▶ [SHORT EXERCISE]: Identify the lines containing the word "System". Copy each one.

════════

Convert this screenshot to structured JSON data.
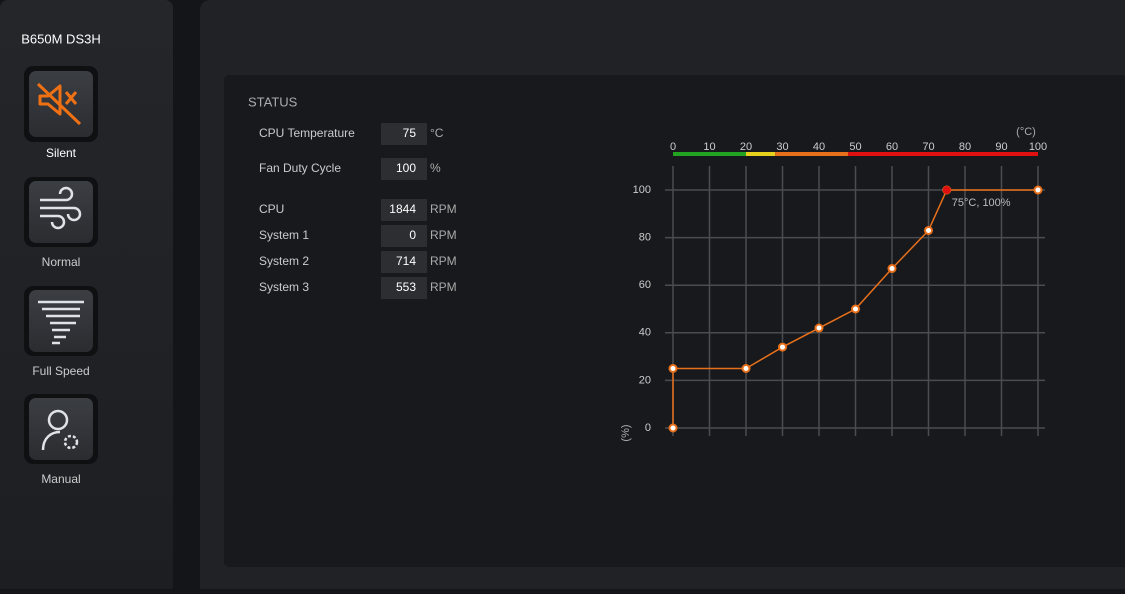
{
  "sidebar": {
    "title": "B650M DS3H",
    "modes": [
      "Silent",
      "Normal",
      "Full Speed",
      "Manual"
    ]
  },
  "status": {
    "title": "STATUS",
    "rows": [
      {
        "label": "CPU Temperature",
        "value": 75,
        "unit": "°C"
      },
      {
        "label": "Fan Duty Cycle",
        "value": 100,
        "unit": "%"
      },
      {
        "label": "CPU",
        "value": 1844,
        "unit": "RPM"
      },
      {
        "label": "System 1",
        "value": 0,
        "unit": "RPM"
      },
      {
        "label": "System 2",
        "value": 714,
        "unit": "RPM"
      },
      {
        "label": "System 3",
        "value": 553,
        "unit": "RPM"
      }
    ]
  },
  "chart_data": {
    "type": "line",
    "x_label": "(°C)",
    "y_label": "(%)",
    "x": [
      0,
      0,
      20,
      30,
      40,
      50,
      60,
      70,
      75,
      100
    ],
    "values": [
      0,
      25,
      25,
      34,
      42,
      50,
      67,
      83,
      100,
      100
    ],
    "color": "#e8701a",
    "xlim": [
      0,
      100
    ],
    "xticks": [
      0,
      10,
      20,
      30,
      40,
      50,
      60,
      70,
      80,
      90,
      100
    ],
    "ylim": [
      0,
      100
    ],
    "yticks": [
      0,
      20,
      40,
      60,
      80,
      100
    ],
    "grid": true,
    "temperature_bands": [
      {
        "from": 0,
        "to": 20,
        "color": "#22a322"
      },
      {
        "from": 20,
        "to": 28,
        "color": "#e6d21c"
      },
      {
        "from": 28,
        "to": 48,
        "color": "#e8701a"
      },
      {
        "from": 48,
        "to": 100,
        "color": "#e01010"
      }
    ],
    "annotation": {
      "text": "75°C, 100%",
      "x": 75,
      "y": 100,
      "color": "#e01010"
    }
  }
}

════════

▶ [RESULT]:
        "label": "System 1",
        "label": "System 2",
        "label": "System 3",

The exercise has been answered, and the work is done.